Data records:

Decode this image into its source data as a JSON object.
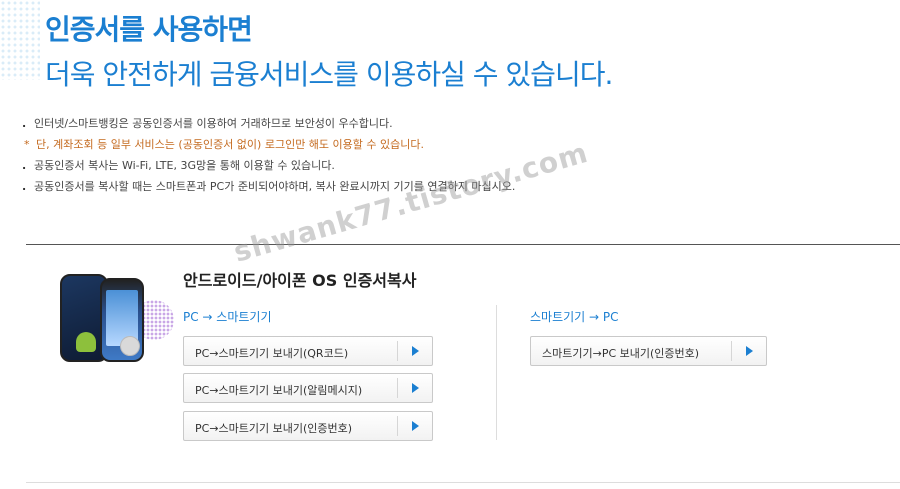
{
  "header": {
    "title_line1": "인증서를 사용하면",
    "title_line2": "더욱 안전하게 금융서비스를 이용하실 수 있습니다."
  },
  "notes": [
    {
      "bullet": ".",
      "text": "인터넷/스마트뱅킹은 공동인증서를 이용하여 거래하므로 보안성이 우수합니다."
    },
    {
      "mark": "*",
      "text": "단, 계좌조회 등 일부 서비스는 (공동인증서 없이) 로그인만 해도 이용할 수 있습니다."
    },
    {
      "bullet": ".",
      "text": "공동인증서 복사는 Wi-Fi, LTE, 3G망을 통해 이용할 수 있습니다."
    },
    {
      "bullet": ".",
      "text": "공동인증서를 복사할 때는 스마트폰과 PC가 준비되어야하며, 복사 완료시까지 기기를 연결하지 마십시오."
    }
  ],
  "watermark": "shwank77.tistory.com",
  "section": {
    "title": "안드로이드/아이폰 OS 인증서복사",
    "left_heading": "PC → 스마트기기",
    "right_heading": "스마트기기 → PC",
    "left_buttons": [
      "PC→스마트기기 보내기(QR코드)",
      "PC→스마트기기 보내기(알림메시지)",
      "PC→스마트기기 보내기(인증번호)"
    ],
    "right_buttons": [
      "스마트기기→PC 보내기(인증번호)"
    ]
  },
  "colors": {
    "accent": "#1b7fd1",
    "note_highlight": "#c46a1f"
  }
}
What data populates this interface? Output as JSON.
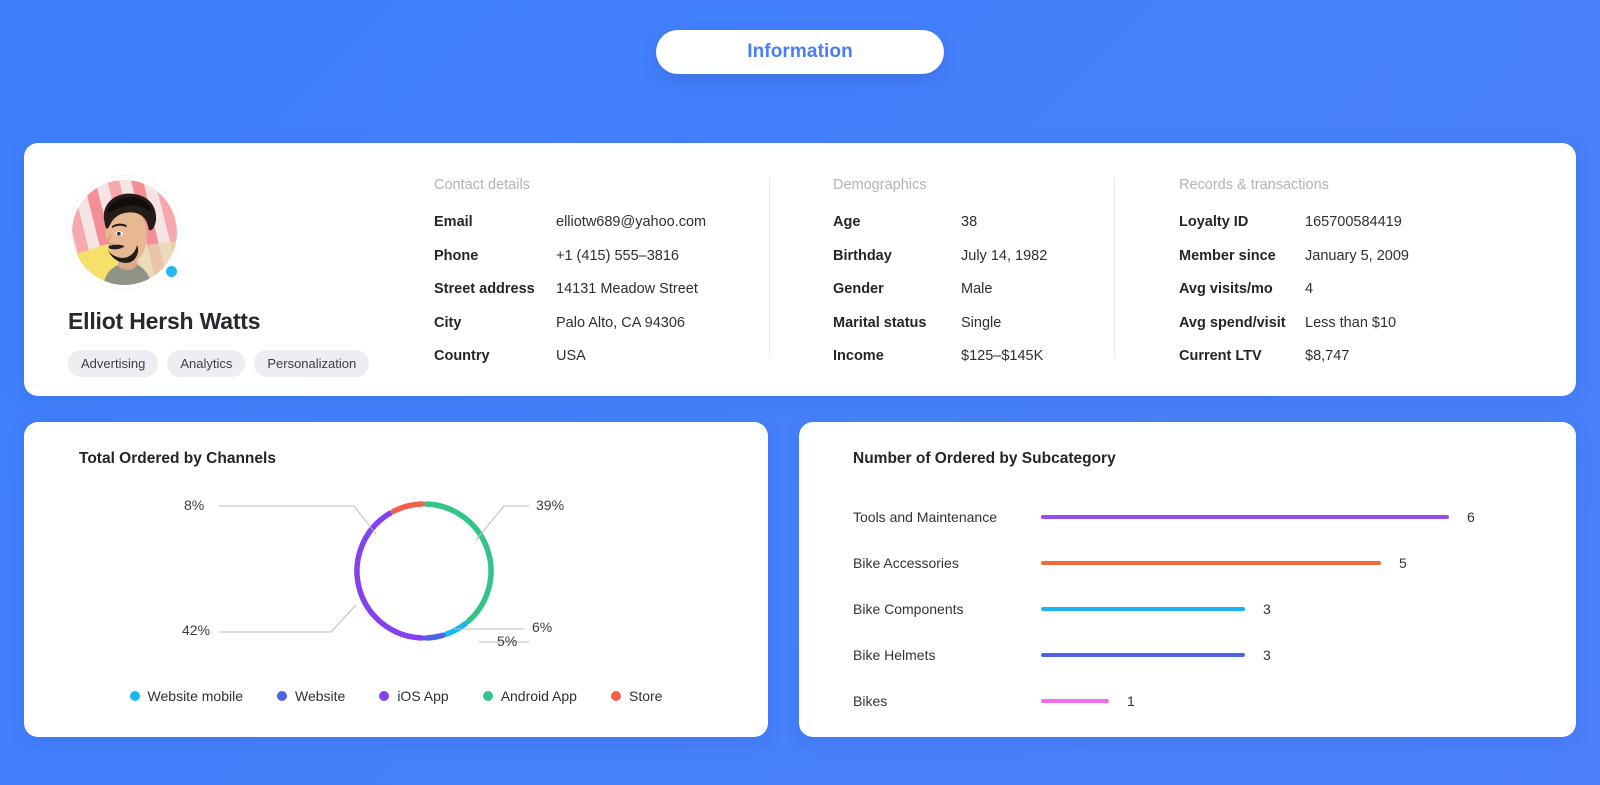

§ PROBLEM STATEMENT:
Copy every record above exactly, leaving out the pictures.

§ WRITTEN REPLY:
Decode this image into its source data as a JSON object.
{
  "header": {
    "title_line1": "인증서를 사용하면",
    "title_line2": "더욱 안전하게 금융서비스를 이용하실 수 있습니다."
  },
  "notes": [
    {
      "bullet": ".",
      "text": "인터넷/스마트뱅킹은 공동인증서를 이용하여 거래하므로 보안성이 우수합니다."
    },
    {
      "mark": "*",
      "text": "단, 계좌조회 등 일부 서비스는 (공동인증서 없이) 로그인만 해도 이용할 수 있습니다."
    },
    {
      "bullet": ".",
      "text": "공동인증서 복사는 Wi-Fi, LTE, 3G망을 통해 이용할 수 있습니다."
    },
    {
      "bullet": ".",
      "text": "공동인증서를 복사할 때는 스마트폰과 PC가 준비되어야하며, 복사 완료시까지 기기를 연결하지 마십시오."
    }
  ],
  "watermark": "shwank77.tistory.com",
  "section": {
    "title": "안드로이드/아이폰 OS 인증서복사",
    "left_heading": "PC → 스마트기기",
    "right_heading": "스마트기기 → PC",
    "left_buttons": [
      "PC→스마트기기 보내기(QR코드)",
      "PC→스마트기기 보내기(알림메시지)",
      "PC→스마트기기 보내기(인증번호)"
    ],
    "right_buttons": [
      "스마트기기→PC 보내기(인증번호)"
    ]
  },
  "colors": {
    "accent": "#1b7fd1",
    "note_highlight": "#c46a1f"
  }
}
What data populates this interface? Output as JSON.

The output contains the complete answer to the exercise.